--- START ---

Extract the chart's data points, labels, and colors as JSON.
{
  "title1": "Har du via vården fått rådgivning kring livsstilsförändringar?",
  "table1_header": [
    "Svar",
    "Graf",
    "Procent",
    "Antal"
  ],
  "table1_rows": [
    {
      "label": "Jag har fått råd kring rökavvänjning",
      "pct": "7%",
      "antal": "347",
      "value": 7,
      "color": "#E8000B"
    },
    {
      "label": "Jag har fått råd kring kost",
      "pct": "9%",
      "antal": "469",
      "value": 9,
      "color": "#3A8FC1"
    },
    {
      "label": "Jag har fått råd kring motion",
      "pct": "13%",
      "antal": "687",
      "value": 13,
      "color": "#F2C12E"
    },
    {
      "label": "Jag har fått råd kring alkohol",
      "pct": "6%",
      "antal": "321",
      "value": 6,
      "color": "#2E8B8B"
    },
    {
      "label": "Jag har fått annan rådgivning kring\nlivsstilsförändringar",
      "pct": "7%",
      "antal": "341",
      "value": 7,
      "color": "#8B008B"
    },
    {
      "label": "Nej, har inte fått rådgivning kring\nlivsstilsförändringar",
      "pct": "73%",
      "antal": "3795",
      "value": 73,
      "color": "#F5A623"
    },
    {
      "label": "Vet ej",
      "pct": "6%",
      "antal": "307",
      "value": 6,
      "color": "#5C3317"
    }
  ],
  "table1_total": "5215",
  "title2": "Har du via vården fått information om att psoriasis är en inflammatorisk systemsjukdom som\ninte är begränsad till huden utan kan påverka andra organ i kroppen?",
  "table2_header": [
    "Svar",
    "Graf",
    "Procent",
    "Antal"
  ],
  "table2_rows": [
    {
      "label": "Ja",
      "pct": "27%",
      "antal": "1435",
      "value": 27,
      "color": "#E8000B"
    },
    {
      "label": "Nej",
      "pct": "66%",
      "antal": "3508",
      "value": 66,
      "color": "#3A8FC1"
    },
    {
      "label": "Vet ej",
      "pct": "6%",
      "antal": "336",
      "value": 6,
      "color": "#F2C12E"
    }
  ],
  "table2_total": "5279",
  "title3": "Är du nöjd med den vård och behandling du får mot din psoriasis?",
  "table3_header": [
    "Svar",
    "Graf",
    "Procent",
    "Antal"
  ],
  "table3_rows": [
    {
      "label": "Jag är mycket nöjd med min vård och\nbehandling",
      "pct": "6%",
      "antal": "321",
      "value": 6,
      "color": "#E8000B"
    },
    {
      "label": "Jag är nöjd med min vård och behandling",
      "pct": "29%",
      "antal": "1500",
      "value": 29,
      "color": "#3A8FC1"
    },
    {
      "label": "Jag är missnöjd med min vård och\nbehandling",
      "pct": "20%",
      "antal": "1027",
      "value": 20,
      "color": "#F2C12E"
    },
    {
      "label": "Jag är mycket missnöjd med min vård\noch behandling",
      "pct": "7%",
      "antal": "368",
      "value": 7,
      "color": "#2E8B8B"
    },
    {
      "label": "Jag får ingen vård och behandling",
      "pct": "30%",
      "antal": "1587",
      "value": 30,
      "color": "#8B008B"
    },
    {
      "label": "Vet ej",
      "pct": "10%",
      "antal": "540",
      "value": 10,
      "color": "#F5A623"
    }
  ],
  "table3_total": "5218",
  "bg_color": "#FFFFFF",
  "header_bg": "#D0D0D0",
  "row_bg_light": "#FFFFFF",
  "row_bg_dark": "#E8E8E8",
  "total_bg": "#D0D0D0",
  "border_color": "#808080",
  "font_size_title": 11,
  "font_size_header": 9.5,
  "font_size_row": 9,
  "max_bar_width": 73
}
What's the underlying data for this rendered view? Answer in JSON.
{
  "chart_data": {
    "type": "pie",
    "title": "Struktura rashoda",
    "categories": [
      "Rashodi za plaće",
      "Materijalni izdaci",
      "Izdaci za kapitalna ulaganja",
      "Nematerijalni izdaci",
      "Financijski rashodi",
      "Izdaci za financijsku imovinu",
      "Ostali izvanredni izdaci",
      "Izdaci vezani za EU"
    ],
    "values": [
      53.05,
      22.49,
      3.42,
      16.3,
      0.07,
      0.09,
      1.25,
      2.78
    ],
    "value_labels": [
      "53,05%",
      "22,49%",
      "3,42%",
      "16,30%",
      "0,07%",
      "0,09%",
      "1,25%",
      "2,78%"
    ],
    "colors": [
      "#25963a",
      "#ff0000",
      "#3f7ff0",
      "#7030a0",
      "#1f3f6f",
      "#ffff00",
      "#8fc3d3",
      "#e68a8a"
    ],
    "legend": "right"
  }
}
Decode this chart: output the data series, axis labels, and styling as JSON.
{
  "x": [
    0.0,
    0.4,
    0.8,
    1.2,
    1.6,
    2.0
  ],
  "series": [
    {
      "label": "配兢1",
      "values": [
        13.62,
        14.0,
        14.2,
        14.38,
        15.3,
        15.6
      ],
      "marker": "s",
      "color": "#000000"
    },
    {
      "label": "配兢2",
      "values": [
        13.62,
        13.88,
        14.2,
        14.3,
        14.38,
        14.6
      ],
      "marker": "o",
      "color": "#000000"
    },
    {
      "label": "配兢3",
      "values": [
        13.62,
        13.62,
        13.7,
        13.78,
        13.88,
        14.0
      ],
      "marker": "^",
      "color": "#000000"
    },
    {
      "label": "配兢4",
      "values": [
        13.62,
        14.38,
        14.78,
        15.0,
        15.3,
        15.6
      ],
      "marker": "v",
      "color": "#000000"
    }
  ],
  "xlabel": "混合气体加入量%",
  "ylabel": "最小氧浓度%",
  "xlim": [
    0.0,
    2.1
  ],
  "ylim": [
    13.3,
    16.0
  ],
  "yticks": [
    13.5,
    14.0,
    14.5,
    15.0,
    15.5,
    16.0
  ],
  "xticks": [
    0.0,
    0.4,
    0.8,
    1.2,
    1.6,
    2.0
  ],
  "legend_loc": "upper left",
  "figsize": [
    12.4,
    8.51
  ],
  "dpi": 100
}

--- END ---

Aim of the task
Repeat every entry exactly as written above.

Complete answer
Extract the chart's data points, labels, and colors as JSON.
{
  "title1": "Har du via vården fått rådgivning kring livsstilsförändringar?",
  "table1_header": [
    "Svar",
    "Graf",
    "Procent",
    "Antal"
  ],
  "table1_rows": [
    {
      "label": "Jag har fått råd kring rökavvänjning",
      "pct": "7%",
      "antal": "347",
      "value": 7,
      "color": "#E8000B"
    },
    {
      "label": "Jag har fått råd kring kost",
      "pct": "9%",
      "antal": "469",
      "value": 9,
      "color": "#3A8FC1"
    },
    {
      "label": "Jag har fått råd kring motion",
      "pct": "13%",
      "antal": "687",
      "value": 13,
      "color": "#F2C12E"
    },
    {
      "label": "Jag har fått råd kring alkohol",
      "pct": "6%",
      "antal": "321",
      "value": 6,
      "color": "#2E8B8B"
    },
    {
      "label": "Jag har fått annan rådgivning kring\nlivsstilsförändringar",
      "pct": "7%",
      "antal": "341",
      "value": 7,
      "color": "#8B008B"
    },
    {
      "label": "Nej, har inte fått rådgivning kring\nlivsstilsförändringar",
      "pct": "73%",
      "antal": "3795",
      "value": 73,
      "color": "#F5A623"
    },
    {
      "label": "Vet ej",
      "pct": "6%",
      "antal": "307",
      "value": 6,
      "color": "#5C3317"
    }
  ],
  "table1_total": "5215",
  "title2": "Har du via vården fått information om att psoriasis är en inflammatorisk systemsjukdom som\ninte är begränsad till huden utan kan påverka andra organ i kroppen?",
  "table2_header": [
    "Svar",
    "Graf",
    "Procent",
    "Antal"
  ],
  "table2_rows": [
    {
      "label": "Ja",
      "pct": "27%",
      "antal": "1435",
      "value": 27,
      "color": "#E8000B"
    },
    {
      "label": "Nej",
      "pct": "66%",
      "antal": "3508",
      "value": 66,
      "color": "#3A8FC1"
    },
    {
      "label": "Vet ej",
      "pct": "6%",
      "antal": "336",
      "value": 6,
      "color": "#F2C12E"
    }
  ],
  "table2_total": "5279",
  "title3": "Är du nöjd med den vård och behandling du får mot din psoriasis?",
  "table3_header": [
    "Svar",
    "Graf",
    "Procent",
    "Antal"
  ],
  "table3_rows": [
    {
      "label": "Jag är mycket nöjd med min vård och\nbehandling",
      "pct": "6%",
      "antal": "321",
      "value": 6,
      "color": "#E8000B"
    },
    {
      "label": "Jag är nöjd med min vård och behandling",
      "pct": "29%",
      "antal": "1500",
      "value": 29,
      "color": "#3A8FC1"
    },
    {
      "label": "Jag är missnöjd med min vård och\nbehandling",
      "pct": "20%",
      "antal": "1027",
      "value": 20,
      "color": "#F2C12E"
    },
    {
      "label": "Jag är mycket missnöjd med min vård\noch behandling",
      "pct": "7%",
      "antal": "368",
      "value": 7,
      "color": "#2E8B8B"
    },
    {
      "label": "Jag får ingen vård och behandling",
      "pct": "30%",
      "antal": "1587",
      "value": 30,
      "color": "#8B008B"
    },
    {
      "label": "Vet ej",
      "pct": "10%",
      "antal": "540",
      "value": 10,
      "color": "#F5A623"
    }
  ],
  "table3_total": "5218",
  "bg_color": "#FFFFFF",
  "header_bg": "#D0D0D0",
  "row_bg_light": "#FFFFFF",
  "row_bg_dark": "#E8E8E8",
  "total_bg": "#D0D0D0",
  "border_color": "#808080",
  "font_size_title": 11,
  "font_size_header": 9.5,
  "font_size_row": 9,
  "max_bar_width": 73
}
What's the underlying data for this rendered view? Answer in JSON.
{
  "chart_data": {
    "type": "pie",
    "title": "Struktura rashoda",
    "categories": [
      "Rashodi za plaće",
      "Materijalni izdaci",
      "Izdaci za kapitalna ulaganja",
      "Nematerijalni izdaci",
      "Financijski rashodi",
      "Izdaci za financijsku imovinu",
      "Ostali izvanredni izdaci",
      "Izdaci vezani za EU"
    ],
    "values": [
      53.05,
      22.49,
      3.42,
      16.3,
      0.07,
      0.09,
      1.25,
      2.78
    ],
    "value_labels": [
      "53,05%",
      "22,49%",
      "3,42%",
      "16,30%",
      "0,07%",
      "0,09%",
      "1,25%",
      "2,78%"
    ],
    "colors": [
      "#25963a",
      "#ff0000",
      "#3f7ff0",
      "#7030a0",
      "#1f3f6f",
      "#ffff00",
      "#8fc3d3",
      "#e68a8a"
    ],
    "legend": "right"
  }
}
Decode this chart: output the data series, axis labels, and styling as JSON.
{
  "x": [
    0.0,
    0.4,
    0.8,
    1.2,
    1.6,
    2.0
  ],
  "series": [
    {
      "label": "配兢1",
      "values": [
        13.62,
        14.0,
        14.2,
        14.38,
        15.3,
        15.6
      ],
      "marker": "s",
      "color": "#000000"
    },
    {
      "label": "配兢2",
      "values": [
        13.62,
        13.88,
        14.2,
        14.3,
        14.38,
        14.6
      ],
      "marker": "o",
      "color": "#000000"
    },
    {
      "label": "配兢3",
      "values": [
        13.62,
        13.62,
        13.7,
        13.78,
        13.88,
        14.0
      ],
      "marker": "^",
      "color": "#000000"
    },
    {
      "label": "配兢4",
      "values": [
        13.62,
        14.38,
        14.78,
        15.0,
        15.3,
        15.6
      ],
      "marker": "v",
      "color": "#000000"
    }
  ],
  "xlabel": "混合气体加入量%",
  "ylabel": "最小氧浓度%",
  "xlim": [
    0.0,
    2.1
  ],
  "ylim": [
    13.3,
    16.0
  ],
  "yticks": [
    13.5,
    14.0,
    14.5,
    15.0,
    15.5,
    16.0
  ],
  "xticks": [
    0.0,
    0.4,
    0.8,
    1.2,
    1.6,
    2.0
  ],
  "legend_loc": "upper left",
  "figsize": [
    12.4,
    8.51
  ],
  "dpi": 100
}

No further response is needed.